**Written instruction:**
Copy out, from the entries below, each line holding the string "ylabel".

**Exercise data:**

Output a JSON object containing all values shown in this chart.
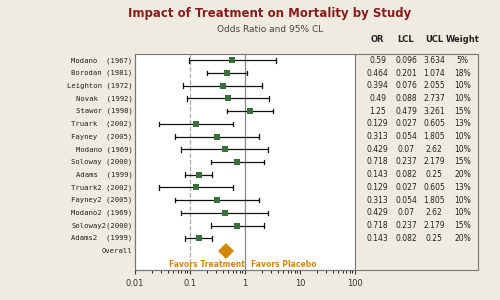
{
  "title": "Impact of Treatment on Mortality by Study",
  "subtitle": "Odds Ratio and 95% CL",
  "background_color": "#f0ebe0",
  "plot_bg_color": "#ffffff",
  "title_color": "#8B1A1A",
  "subtitle_color": "#444444",
  "studies": [
    {
      "label": "Modano  (1967)",
      "or": 0.59,
      "lcl": 0.096,
      "ucl": 3.634,
      "weight": "5%"
    },
    {
      "label": "Borodan (1981)",
      "or": 0.464,
      "lcl": 0.201,
      "ucl": 1.074,
      "weight": "18%"
    },
    {
      "label": "Leighton (1972)",
      "or": 0.394,
      "lcl": 0.076,
      "ucl": 2.055,
      "weight": "10%"
    },
    {
      "label": "Novak  (1992)",
      "or": 0.49,
      "lcl": 0.088,
      "ucl": 2.737,
      "weight": "10%"
    },
    {
      "label": "Stawor (1998)",
      "or": 1.25,
      "lcl": 0.479,
      "ucl": 3.261,
      "weight": "15%"
    },
    {
      "label": "Truark  (2002)",
      "or": 0.129,
      "lcl": 0.027,
      "ucl": 0.605,
      "weight": "13%"
    },
    {
      "label": "Fayney  (2005)",
      "or": 0.313,
      "lcl": 0.054,
      "ucl": 1.805,
      "weight": "10%"
    },
    {
      "label": "Modano (1969)",
      "or": 0.429,
      "lcl": 0.07,
      "ucl": 2.62,
      "weight": "10%"
    },
    {
      "label": "Soloway (2000)",
      "or": 0.718,
      "lcl": 0.237,
      "ucl": 2.179,
      "weight": "15%"
    },
    {
      "label": "Adams  (1999)",
      "or": 0.143,
      "lcl": 0.082,
      "ucl": 0.25,
      "weight": "20%"
    },
    {
      "label": "Truark2 (2002)",
      "or": 0.129,
      "lcl": 0.027,
      "ucl": 0.605,
      "weight": "13%"
    },
    {
      "label": "Fayney2 (2005)",
      "or": 0.313,
      "lcl": 0.054,
      "ucl": 1.805,
      "weight": "10%"
    },
    {
      "label": "Modano2 (1969)",
      "or": 0.429,
      "lcl": 0.07,
      "ucl": 2.62,
      "weight": "10%"
    },
    {
      "label": "Soloway2(2000)",
      "or": 0.718,
      "lcl": 0.237,
      "ucl": 2.179,
      "weight": "15%"
    },
    {
      "label": "Adams2  (1999)",
      "or": 0.143,
      "lcl": 0.082,
      "ucl": 0.25,
      "weight": "20%"
    },
    {
      "label": "Overall",
      "or": 0.45,
      "lcl": null,
      "ucl": null,
      "weight": null,
      "is_overall": true
    }
  ],
  "col_headers": [
    "OR",
    "LCL",
    "UCL",
    "Weight"
  ],
  "col_header_color": "#222222",
  "marker_color": "#3a6e3a",
  "overall_color": "#d4880a",
  "ci_color": "#111111",
  "vline_dashed_color": "#aaaaaa",
  "vline_solid_color": "#888888",
  "axis_border_color": "#555555",
  "label_color": "#222222",
  "favor_treatment": "Favors Treatment",
  "favor_placebo": "Favors Placebo",
  "favor_color": "#d4880a",
  "xticks_log": [
    0.01,
    0.1,
    1,
    10,
    100
  ],
  "xtick_labels": [
    "0.01",
    "0.1",
    "1",
    "10",
    "100"
  ],
  "vline_dashed": 0.1,
  "vline_solid": 1.0
}
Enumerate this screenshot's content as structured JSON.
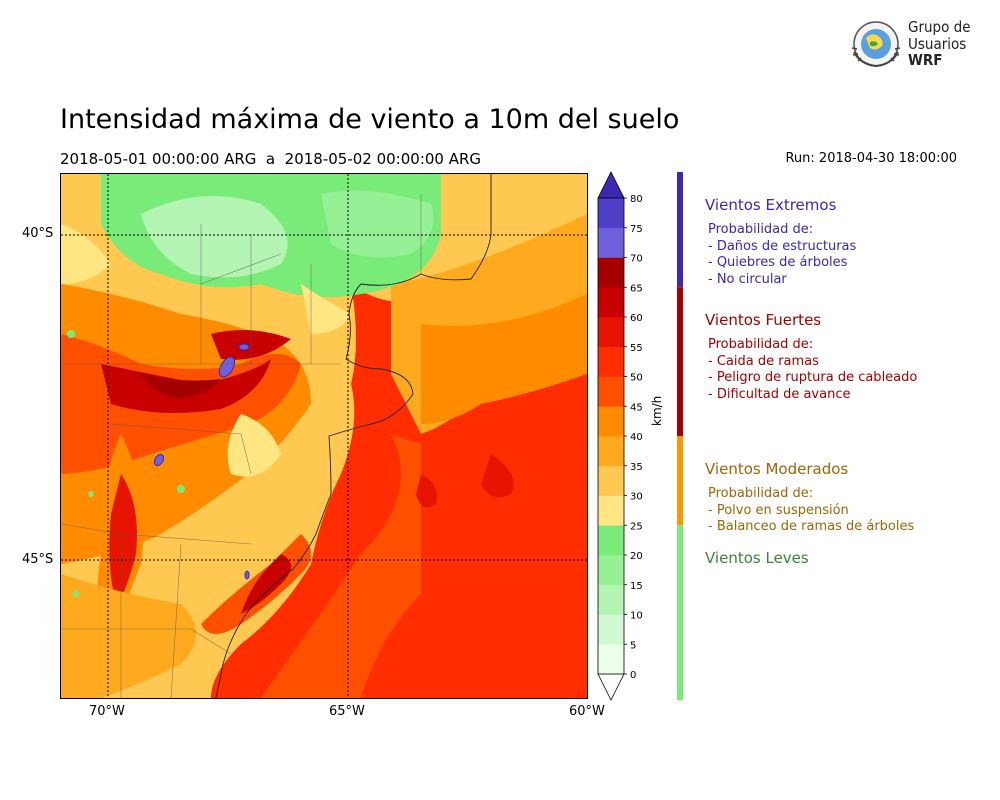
{
  "title": "Intensidad máxima de viento a 10m del suelo",
  "subtitle": "2018-05-01 00:00:00 ARG  a  2018-05-02 00:00:00 ARG",
  "run": "Run: 2018-04-30 18:00:00",
  "logo": {
    "line1": "Grupo de",
    "line2": "Usuarios",
    "line3": "WRF"
  },
  "map": {
    "lat_labels": [
      "40°S",
      "45°S"
    ],
    "lon_labels": [
      "70°W",
      "65°W",
      "60°W"
    ],
    "lon_range": [
      -71,
      -60
    ],
    "lat_range": [
      -39.1,
      -47.2
    ]
  },
  "colorbar": {
    "unit": "km/h",
    "ticks": [
      "0",
      "5",
      "10",
      "15",
      "20",
      "25",
      "30",
      "35",
      "40",
      "45",
      "50",
      "55",
      "60",
      "65",
      "70",
      "75",
      "80"
    ],
    "colors": [
      "#ebffeb",
      "#d2fad2",
      "#b4f5b4",
      "#96f096",
      "#78eb78",
      "#ffe682",
      "#ffc850",
      "#ffaa1e",
      "#ff8c00",
      "#ff5000",
      "#ff2d00",
      "#e61400",
      "#c80000",
      "#a50000",
      "#7060dc",
      "#5040c8",
      "#3c28b4"
    ],
    "over_color": "#3c28b4",
    "under_color": "#ffffff"
  },
  "categories": [
    {
      "title": "Vientos Extremos",
      "color": "#3c28b4",
      "range": [
        65,
        80
      ],
      "desc": [
        "Probabilidad de:",
        "- Daños de estructuras",
        "- Quiebres de árboles",
        "- No circular"
      ]
    },
    {
      "title": "Vientos Fuertes",
      "color": "#a50000",
      "range": [
        40,
        65
      ],
      "desc": [
        "Probabilidad de:",
        "- Caida de ramas",
        "- Peligro de ruptura de cableado",
        "- Dificultad de avance"
      ]
    },
    {
      "title": "Vientos Moderados",
      "color": "#ff9600",
      "text_color": "#a0640a",
      "range": [
        25,
        40
      ],
      "desc": [
        "Probabilidad de:",
        "- Polvo en suspensión",
        "- Balanceo de ramas de árboles"
      ]
    },
    {
      "title": "Vientos Leves",
      "color": "#78eb78",
      "text_color": "#3c823c",
      "range": [
        0,
        25
      ],
      "desc": []
    }
  ]
}
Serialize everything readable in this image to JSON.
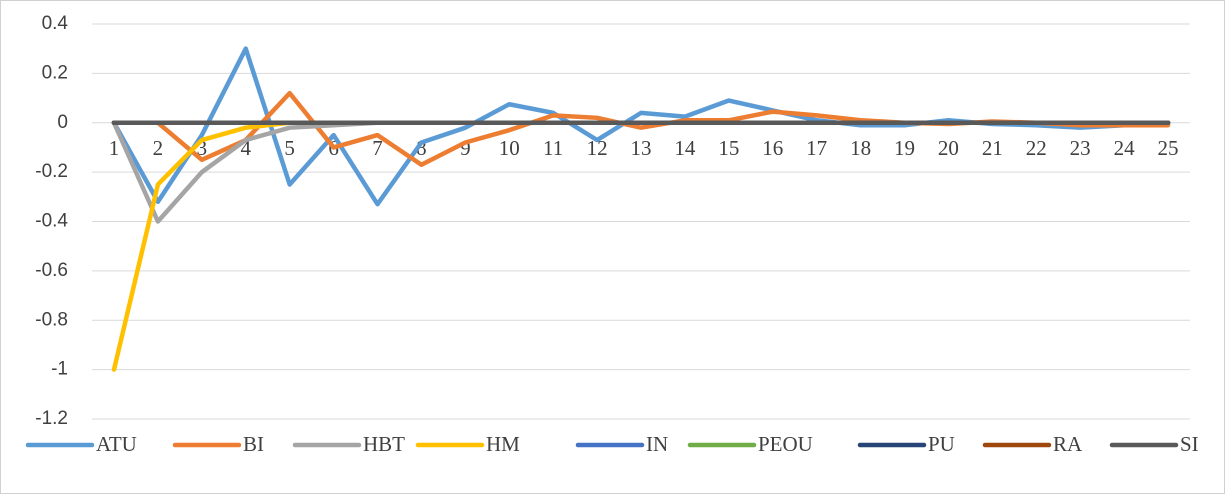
{
  "chart_data": {
    "type": "line",
    "categories": [
      "1",
      "2",
      "3",
      "4",
      "5",
      "6",
      "7",
      "8",
      "9",
      "10",
      "11",
      "12",
      "13",
      "14",
      "15",
      "16",
      "17",
      "18",
      "19",
      "20",
      "21",
      "22",
      "23",
      "24",
      "25"
    ],
    "series": [
      {
        "name": "ATU",
        "color": "#5b9bd5",
        "values": [
          0,
          -0.32,
          -0.05,
          0.3,
          -0.25,
          -0.05,
          -0.33,
          -0.08,
          -0.02,
          0.075,
          0.04,
          -0.07,
          0.04,
          0.025,
          0.09,
          0.05,
          0.01,
          -0.01,
          -0.01,
          0.01,
          -0.005,
          -0.01,
          -0.02,
          -0.01,
          -0.005
        ]
      },
      {
        "name": "BI",
        "color": "#ed7d31",
        "values": [
          0,
          0,
          -0.15,
          -0.07,
          0.12,
          -0.1,
          -0.05,
          -0.17,
          -0.08,
          -0.03,
          0.03,
          0.02,
          -0.02,
          0.01,
          0.01,
          0.045,
          0.03,
          0.01,
          0,
          -0.005,
          0.005,
          0,
          -0.01,
          -0.01,
          -0.01
        ]
      },
      {
        "name": "HBT",
        "color": "#a5a5a5",
        "values": [
          0,
          -0.4,
          -0.2,
          -0.07,
          -0.02,
          -0.01,
          0,
          0,
          0,
          0,
          0,
          0,
          0,
          0,
          0,
          0,
          0,
          0,
          0,
          0,
          0,
          0,
          0,
          0,
          0
        ]
      },
      {
        "name": "HM",
        "color": "#ffc000",
        "values": [
          -1,
          -0.25,
          -0.07,
          -0.02,
          0,
          0,
          0,
          0,
          0,
          0,
          0,
          0,
          0,
          0,
          0,
          0,
          0,
          0,
          0,
          0,
          0,
          0,
          0,
          0,
          0
        ]
      },
      {
        "name": "IN",
        "color": "#4472c4",
        "values": [
          0,
          0,
          0,
          0,
          0,
          0,
          0,
          0,
          0,
          0,
          0,
          0,
          0,
          0,
          0,
          0,
          0,
          0,
          0,
          0,
          0,
          0,
          0,
          0,
          0
        ]
      },
      {
        "name": "PEOU",
        "color": "#70ad47",
        "values": [
          0,
          0,
          0,
          0,
          0,
          0,
          0,
          0,
          0,
          0,
          0,
          0,
          0,
          0,
          0,
          0,
          0,
          0,
          0,
          0,
          0,
          0,
          0,
          0,
          0
        ]
      },
      {
        "name": "PU",
        "color": "#264478",
        "values": [
          0,
          0,
          0,
          0,
          0,
          0,
          0,
          0,
          0,
          0,
          0,
          0,
          0,
          0,
          0,
          0,
          0,
          0,
          0,
          0,
          0,
          0,
          0,
          0,
          0
        ]
      },
      {
        "name": "RA",
        "color": "#9e480e",
        "values": [
          0,
          0,
          0,
          0,
          0,
          0,
          0,
          0,
          0,
          0,
          0,
          0,
          0,
          0,
          0,
          0,
          0,
          0,
          0,
          0,
          0,
          0,
          0,
          0,
          0
        ]
      },
      {
        "name": "SI",
        "color": "#595959",
        "values": [
          0,
          0,
          0,
          0,
          0,
          0,
          0,
          0,
          0,
          0,
          0,
          0,
          0,
          0,
          0,
          0,
          0,
          0,
          0,
          0,
          0,
          0,
          0,
          0,
          0
        ]
      }
    ],
    "ylim": [
      -1.2,
      0.4
    ],
    "yticks": [
      0.4,
      0.2,
      0,
      -0.2,
      -0.4,
      -0.6,
      -0.8,
      -1,
      -1.2
    ],
    "grid": true,
    "legend": "bottom"
  }
}
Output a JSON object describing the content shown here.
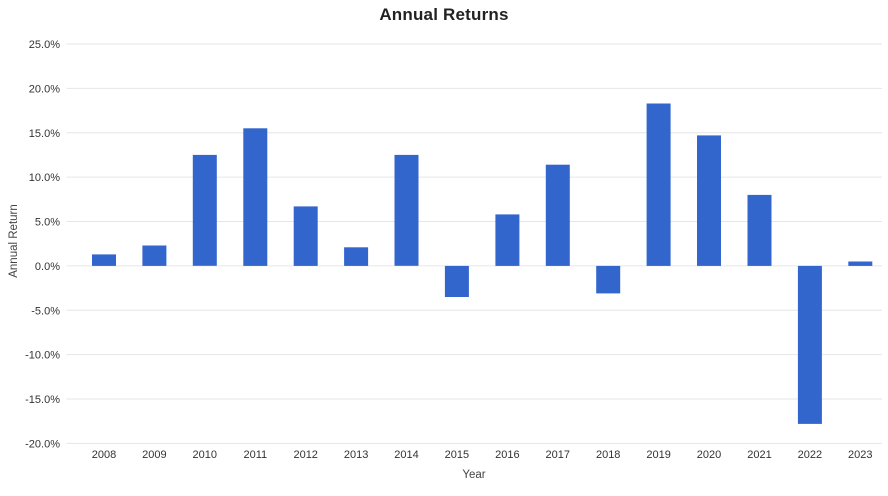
{
  "chart_data": {
    "type": "bar",
    "title": "Annual Returns",
    "xlabel": "Year",
    "ylabel": "Annual Return",
    "categories": [
      "2008",
      "2009",
      "2010",
      "2011",
      "2012",
      "2013",
      "2014",
      "2015",
      "2016",
      "2017",
      "2018",
      "2019",
      "2020",
      "2021",
      "2022",
      "2023"
    ],
    "values": [
      1.3,
      2.3,
      12.5,
      15.5,
      6.7,
      2.1,
      12.5,
      -3.5,
      5.8,
      11.4,
      -3.1,
      18.3,
      14.7,
      8.0,
      -17.8,
      0.5
    ],
    "unit": "%",
    "ylim": [
      -20,
      25
    ],
    "ytick_step": 5,
    "ytick_labels": [
      "25.0%",
      "20.0%",
      "15.0%",
      "10.0%",
      "5.0%",
      "0.0%",
      "-5.0%",
      "-10.0%",
      "-15.0%",
      "-20.0%"
    ],
    "grid": true,
    "legend": "none",
    "colors": {
      "bar": "#3366cc",
      "gridline": "#e6e6e6",
      "title": "#222222",
      "tick_label": "#333333",
      "axis_title": "#444444",
      "background": "#ffffff"
    }
  }
}
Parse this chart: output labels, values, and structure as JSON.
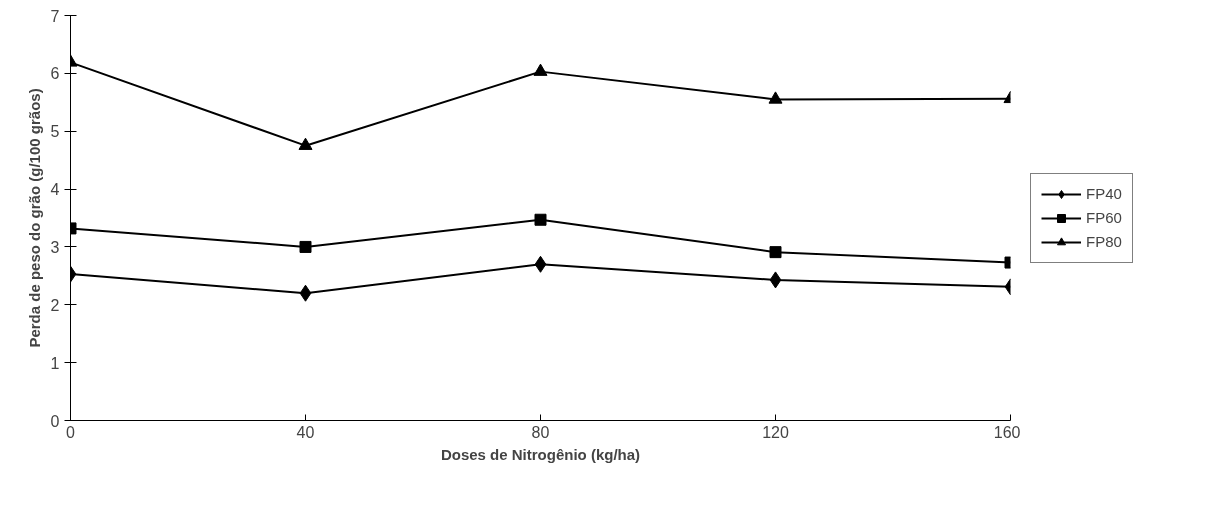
{
  "chart_data": {
    "type": "line",
    "xlabel": "Doses de Nitrogênio (kg/ha)",
    "ylabel": "Perda de peso do grão (g/100 grãos)",
    "x": [
      0,
      40,
      80,
      120,
      160
    ],
    "series": [
      {
        "name": "FP40",
        "color": "#000000",
        "marker": "diamond",
        "values": [
          2.53,
          2.2,
          2.7,
          2.43,
          2.31
        ]
      },
      {
        "name": "FP60",
        "color": "#000000",
        "marker": "square",
        "values": [
          3.32,
          3.0,
          3.47,
          2.91,
          2.73
        ]
      },
      {
        "name": "FP80",
        "color": "#000000",
        "marker": "triangle",
        "values": [
          6.19,
          4.75,
          6.03,
          5.55,
          5.56
        ]
      }
    ],
    "xlim": [
      0,
      160
    ],
    "ylim": [
      0,
      7
    ],
    "xticks": [
      0,
      40,
      80,
      120,
      160
    ],
    "yticks": [
      0,
      1,
      2,
      3,
      4,
      5,
      6,
      7
    ],
    "grid": false,
    "legend": "right",
    "line_style": "solid"
  }
}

**Written reply:**
    "ylabel": "Annual Return",
    "ylabel": "Perda de peso do grão (g/100 grãos)",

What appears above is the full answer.